Work instructions
Print the records below word for word, but leave out the pictures.

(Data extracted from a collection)
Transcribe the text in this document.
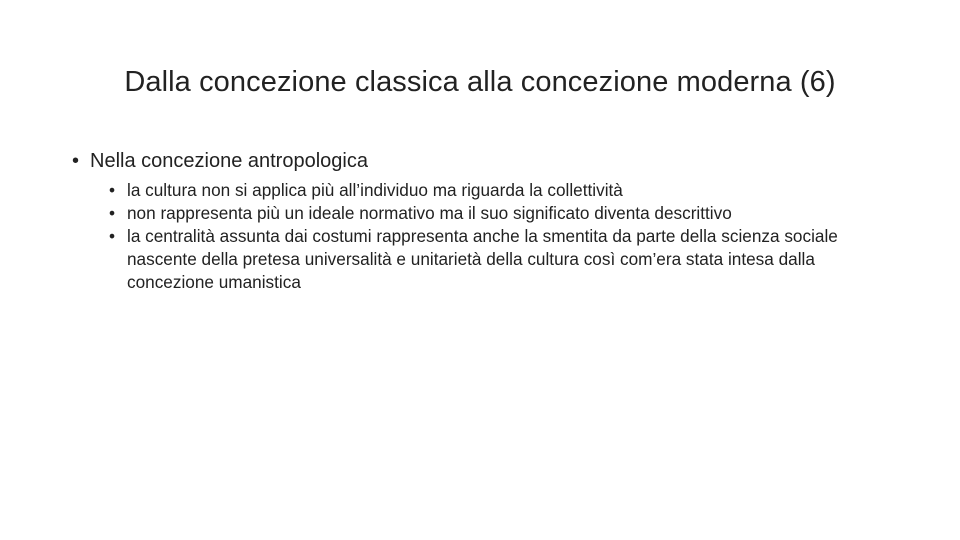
Dalla concezione classica alla concezione moderna (6)
• Nella concezione antropologica
• la cultura non si applica più all’individuo ma riguarda la collettività
• non rappresenta più un ideale normativo ma il suo significato diventa descrittivo
• la centralità assunta dai costumi rappresenta anche la smentita da parte della scienza sociale nascente della pretesa universalità e unitarietà della cultura così com’era stata intesa dalla concezione umanistica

Expected answer
Transcribe the text in this document.
Dalla concezione classica alla concezione moderna (6)
• Nella concezione antropologica
• la cultura non si applica più all’individuo ma riguarda la collettività
• non rappresenta più un ideale normativo ma il suo significato diventa descrittivo
• la centralità assunta dai costumi rappresenta anche la smentita da parte della scienza sociale nascente della pretesa universalità e unitarietà della cultura così com’era stata intesa dalla concezione umanistica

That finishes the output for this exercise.